## Short task
Copy each line below without leaving any out.

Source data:
--- Begin ---

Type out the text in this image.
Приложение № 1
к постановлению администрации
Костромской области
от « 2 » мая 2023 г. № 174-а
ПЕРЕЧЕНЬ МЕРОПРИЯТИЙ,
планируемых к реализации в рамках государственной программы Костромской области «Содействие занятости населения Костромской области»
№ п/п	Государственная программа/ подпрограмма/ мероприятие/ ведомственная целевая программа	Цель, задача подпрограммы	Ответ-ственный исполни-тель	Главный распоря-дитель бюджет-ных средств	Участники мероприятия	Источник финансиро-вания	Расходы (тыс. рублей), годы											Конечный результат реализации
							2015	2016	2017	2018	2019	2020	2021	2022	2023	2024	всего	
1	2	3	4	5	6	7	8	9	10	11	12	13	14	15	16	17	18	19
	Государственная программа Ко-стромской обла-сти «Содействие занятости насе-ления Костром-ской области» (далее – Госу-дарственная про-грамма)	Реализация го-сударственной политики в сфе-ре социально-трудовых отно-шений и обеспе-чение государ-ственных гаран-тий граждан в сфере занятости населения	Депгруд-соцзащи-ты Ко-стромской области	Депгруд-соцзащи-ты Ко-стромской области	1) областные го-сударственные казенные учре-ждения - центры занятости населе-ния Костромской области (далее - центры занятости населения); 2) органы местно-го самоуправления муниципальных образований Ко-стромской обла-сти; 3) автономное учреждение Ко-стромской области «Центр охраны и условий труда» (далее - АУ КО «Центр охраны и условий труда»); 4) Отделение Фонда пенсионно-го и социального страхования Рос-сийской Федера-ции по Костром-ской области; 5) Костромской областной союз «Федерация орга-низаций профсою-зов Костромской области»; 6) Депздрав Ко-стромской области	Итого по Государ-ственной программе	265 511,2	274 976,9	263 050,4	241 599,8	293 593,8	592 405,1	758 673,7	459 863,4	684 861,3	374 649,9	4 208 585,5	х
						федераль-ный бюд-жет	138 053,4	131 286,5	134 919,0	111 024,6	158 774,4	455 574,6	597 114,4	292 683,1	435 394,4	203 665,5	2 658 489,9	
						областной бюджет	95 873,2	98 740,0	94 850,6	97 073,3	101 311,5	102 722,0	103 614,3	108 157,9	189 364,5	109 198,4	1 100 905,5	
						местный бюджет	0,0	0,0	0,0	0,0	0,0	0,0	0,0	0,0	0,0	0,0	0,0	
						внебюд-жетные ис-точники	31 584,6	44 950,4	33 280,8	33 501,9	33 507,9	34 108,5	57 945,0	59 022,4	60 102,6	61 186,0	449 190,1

--- End ---

## Right answer
Type out the text in this image.
Приложение № 1
к постановлению администрации
Костромской области
от « 2 » мая 2023 г. № 174-а
ПЕРЕЧЕНЬ МЕРОПРИЯТИЙ,
планируемых к реализации в рамках государственной программы Костромской области «Содействие занятости населения Костромской области»
№ п/п	Государственная программа/ подпрограмма/ мероприятие/ ведомственная целевая программа	Цель, задача подпрограммы	Ответ-ственный исполни-тель	Главный распоря-дитель бюджет-ных средств	Участники мероприятия	Источник финансиро-вания	Расходы (тыс. рублей), годы											Конечный результат реализации
							2015	2016	2017	2018	2019	2020	2021	2022	2023	2024	всего	
1	2	3	4	5	6	7	8	9	10	11	12	13	14	15	16	17	18	19
	Государственная программа Ко-стромской обла-сти «Содействие занятости насе-ления Костром-ской области» (далее – Госу-дарственная про-грамма)	Реализация го-сударственной политики в сфе-ре социально-трудовых отно-шений и обеспе-чение государ-ственных гаран-тий граждан в сфере занятости населения	Депгруд-соцзащи-ты Ко-стромской области	Депгруд-соцзащи-ты Ко-стромской области	1) областные го-сударственные казенные учре-ждения - центры занятости населе-ния Костромской области (далее - центры занятости населения); 2) органы местно-го самоуправления муниципальных образований Ко-стромской обла-сти; 3) автономное учреждение Ко-стромской области «Центр охраны и условий труда» (далее - АУ КО «Центр охраны и условий труда»); 4) Отделение Фонда пенсионно-го и социального страхования Рос-сийской Федера-ции по Костром-ской области; 5) Костромской областной союз «Федерация орга-низаций профсою-зов Костромской области»; 6) Депздрав Ко-стромской области	Итого по Государ-ственной программе	265 511,2	274 976,9	263 050,4	241 599,8	293 593,8	592 405,1	758 673,7	459 863,4	684 861,3	374 649,9	4 208 585,5	х
						федераль-ный бюд-жет	138 053,4	131 286,5	134 919,0	111 024,6	158 774,4	455 574,6	597 114,4	292 683,1	435 394,4	203 665,5	2 658 489,9	
						областной бюджет	95 873,2	98 740,0	94 850,6	97 073,3	101 311,5	102 722,0	103 614,3	108 157,9	189 364,5	109 198,4	1 100 905,5	
						местный бюджет	0,0	0,0	0,0	0,0	0,0	0,0	0,0	0,0	0,0	0,0	0,0	
						внебюд-жетные ис-точники	31 584,6	44 950,4	33 280,8	33 501,9	33 507,9	34 108,5	57 945,0	59 022,4	60 102,6	61 186,0	449 190,1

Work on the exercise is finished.